(Saved data entries)
=-=-=-=-=

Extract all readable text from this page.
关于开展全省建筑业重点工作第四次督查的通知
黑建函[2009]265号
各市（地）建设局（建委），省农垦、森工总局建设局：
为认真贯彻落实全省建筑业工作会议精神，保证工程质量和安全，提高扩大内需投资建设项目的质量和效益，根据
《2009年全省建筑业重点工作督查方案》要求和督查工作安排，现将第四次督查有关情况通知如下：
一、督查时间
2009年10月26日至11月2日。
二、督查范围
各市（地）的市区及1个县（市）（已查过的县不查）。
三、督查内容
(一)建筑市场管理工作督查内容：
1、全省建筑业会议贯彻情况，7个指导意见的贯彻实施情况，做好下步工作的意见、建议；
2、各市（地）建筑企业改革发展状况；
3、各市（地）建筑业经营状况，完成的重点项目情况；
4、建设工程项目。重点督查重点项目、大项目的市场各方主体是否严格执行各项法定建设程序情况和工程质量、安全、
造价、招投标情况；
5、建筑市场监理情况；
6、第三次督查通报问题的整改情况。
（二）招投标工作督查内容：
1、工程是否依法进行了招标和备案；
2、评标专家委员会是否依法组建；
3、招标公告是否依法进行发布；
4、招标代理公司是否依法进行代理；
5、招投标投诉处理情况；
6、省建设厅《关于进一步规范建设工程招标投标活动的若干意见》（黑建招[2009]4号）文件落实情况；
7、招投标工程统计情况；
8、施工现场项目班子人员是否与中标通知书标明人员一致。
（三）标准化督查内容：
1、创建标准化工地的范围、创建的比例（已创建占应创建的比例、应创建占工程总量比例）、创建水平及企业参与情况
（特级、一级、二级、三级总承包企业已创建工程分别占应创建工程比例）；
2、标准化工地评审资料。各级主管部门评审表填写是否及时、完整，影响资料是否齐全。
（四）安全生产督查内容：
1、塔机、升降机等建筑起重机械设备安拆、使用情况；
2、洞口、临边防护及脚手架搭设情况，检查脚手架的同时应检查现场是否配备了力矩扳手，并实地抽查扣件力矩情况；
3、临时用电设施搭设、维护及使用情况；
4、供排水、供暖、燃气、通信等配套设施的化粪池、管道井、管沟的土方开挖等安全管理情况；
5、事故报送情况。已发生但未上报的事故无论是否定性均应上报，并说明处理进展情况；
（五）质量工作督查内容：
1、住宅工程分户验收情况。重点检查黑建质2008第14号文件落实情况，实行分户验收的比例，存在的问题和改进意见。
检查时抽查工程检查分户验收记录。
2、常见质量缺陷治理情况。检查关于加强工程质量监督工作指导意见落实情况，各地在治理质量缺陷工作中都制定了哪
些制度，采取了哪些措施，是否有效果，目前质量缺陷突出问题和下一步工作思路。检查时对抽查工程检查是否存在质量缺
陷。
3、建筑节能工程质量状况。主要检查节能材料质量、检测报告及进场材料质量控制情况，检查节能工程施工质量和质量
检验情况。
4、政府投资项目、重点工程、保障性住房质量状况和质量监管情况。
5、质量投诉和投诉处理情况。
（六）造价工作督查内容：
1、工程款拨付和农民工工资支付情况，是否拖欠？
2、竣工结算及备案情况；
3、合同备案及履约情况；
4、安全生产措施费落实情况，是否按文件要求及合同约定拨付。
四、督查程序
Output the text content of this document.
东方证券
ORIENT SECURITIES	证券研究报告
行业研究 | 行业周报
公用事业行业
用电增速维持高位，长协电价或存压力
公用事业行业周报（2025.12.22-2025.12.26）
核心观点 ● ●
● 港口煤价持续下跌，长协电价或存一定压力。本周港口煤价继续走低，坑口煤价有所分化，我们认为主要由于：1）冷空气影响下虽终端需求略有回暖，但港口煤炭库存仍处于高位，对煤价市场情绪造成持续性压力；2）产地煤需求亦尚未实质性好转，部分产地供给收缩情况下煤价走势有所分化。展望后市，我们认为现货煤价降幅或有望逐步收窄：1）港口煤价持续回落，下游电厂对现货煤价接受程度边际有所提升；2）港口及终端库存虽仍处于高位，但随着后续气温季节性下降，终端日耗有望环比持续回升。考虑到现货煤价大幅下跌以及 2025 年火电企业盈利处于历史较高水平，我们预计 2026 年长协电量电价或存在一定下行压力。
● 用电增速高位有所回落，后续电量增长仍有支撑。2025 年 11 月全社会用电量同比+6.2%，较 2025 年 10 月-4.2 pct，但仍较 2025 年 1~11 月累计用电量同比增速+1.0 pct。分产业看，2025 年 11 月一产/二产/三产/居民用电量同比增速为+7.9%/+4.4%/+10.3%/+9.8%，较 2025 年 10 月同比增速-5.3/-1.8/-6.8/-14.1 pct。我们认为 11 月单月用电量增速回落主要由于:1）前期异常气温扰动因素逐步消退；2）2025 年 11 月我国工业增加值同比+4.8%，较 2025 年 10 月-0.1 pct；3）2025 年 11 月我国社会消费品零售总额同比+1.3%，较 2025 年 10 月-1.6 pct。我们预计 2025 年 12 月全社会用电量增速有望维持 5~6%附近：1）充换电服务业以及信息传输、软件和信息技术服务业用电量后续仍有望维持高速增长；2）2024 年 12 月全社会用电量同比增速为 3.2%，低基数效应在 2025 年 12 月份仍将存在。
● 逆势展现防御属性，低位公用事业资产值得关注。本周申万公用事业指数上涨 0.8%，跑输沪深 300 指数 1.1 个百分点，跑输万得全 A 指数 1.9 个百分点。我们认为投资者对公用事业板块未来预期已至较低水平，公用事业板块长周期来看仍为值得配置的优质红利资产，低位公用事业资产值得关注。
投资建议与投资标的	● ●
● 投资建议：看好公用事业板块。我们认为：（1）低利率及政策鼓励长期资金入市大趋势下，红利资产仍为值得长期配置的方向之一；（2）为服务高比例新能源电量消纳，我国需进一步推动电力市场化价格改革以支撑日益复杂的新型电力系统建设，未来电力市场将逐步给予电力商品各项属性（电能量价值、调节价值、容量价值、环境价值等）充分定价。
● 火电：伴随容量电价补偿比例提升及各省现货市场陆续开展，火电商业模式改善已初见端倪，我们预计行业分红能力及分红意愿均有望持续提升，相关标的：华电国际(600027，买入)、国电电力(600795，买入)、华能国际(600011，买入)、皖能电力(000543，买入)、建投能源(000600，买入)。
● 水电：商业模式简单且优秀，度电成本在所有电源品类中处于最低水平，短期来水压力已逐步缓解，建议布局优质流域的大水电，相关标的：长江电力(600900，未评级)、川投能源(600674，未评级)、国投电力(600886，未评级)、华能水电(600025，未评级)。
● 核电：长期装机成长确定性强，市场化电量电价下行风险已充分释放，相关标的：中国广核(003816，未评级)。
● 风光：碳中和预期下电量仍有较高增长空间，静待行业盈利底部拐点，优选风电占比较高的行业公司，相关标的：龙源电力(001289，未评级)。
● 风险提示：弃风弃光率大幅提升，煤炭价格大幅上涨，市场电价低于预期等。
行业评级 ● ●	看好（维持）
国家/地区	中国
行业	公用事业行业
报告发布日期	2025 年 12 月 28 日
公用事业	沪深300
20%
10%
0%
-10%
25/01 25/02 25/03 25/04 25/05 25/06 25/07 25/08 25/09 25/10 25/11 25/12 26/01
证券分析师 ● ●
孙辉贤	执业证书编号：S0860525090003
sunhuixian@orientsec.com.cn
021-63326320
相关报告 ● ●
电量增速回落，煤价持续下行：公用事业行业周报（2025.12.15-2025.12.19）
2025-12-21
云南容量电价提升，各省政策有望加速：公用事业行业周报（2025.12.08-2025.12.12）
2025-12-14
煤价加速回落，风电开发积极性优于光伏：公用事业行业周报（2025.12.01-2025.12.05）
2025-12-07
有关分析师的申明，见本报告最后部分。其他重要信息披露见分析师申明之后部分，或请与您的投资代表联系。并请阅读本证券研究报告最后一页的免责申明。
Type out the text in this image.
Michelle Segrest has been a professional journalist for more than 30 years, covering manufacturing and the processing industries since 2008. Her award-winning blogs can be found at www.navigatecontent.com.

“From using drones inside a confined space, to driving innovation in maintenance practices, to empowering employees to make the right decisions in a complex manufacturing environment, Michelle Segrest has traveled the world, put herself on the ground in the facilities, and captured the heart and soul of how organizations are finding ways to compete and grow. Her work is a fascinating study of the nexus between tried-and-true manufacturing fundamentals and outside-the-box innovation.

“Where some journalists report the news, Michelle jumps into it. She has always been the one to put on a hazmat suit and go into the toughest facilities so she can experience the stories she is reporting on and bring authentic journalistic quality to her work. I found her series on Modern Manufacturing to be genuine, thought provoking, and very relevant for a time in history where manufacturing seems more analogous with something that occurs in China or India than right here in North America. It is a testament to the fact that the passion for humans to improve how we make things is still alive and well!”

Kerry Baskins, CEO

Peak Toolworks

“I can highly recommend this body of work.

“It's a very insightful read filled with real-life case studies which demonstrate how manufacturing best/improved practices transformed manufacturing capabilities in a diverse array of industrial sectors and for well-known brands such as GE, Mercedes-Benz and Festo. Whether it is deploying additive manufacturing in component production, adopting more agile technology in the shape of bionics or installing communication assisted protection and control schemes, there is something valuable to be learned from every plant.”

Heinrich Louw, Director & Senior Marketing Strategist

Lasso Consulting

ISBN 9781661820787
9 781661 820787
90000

=-=-=-=-=

### Task directions
Report only the number of lines that hold the string "text" in this listing.

### Output of the task
3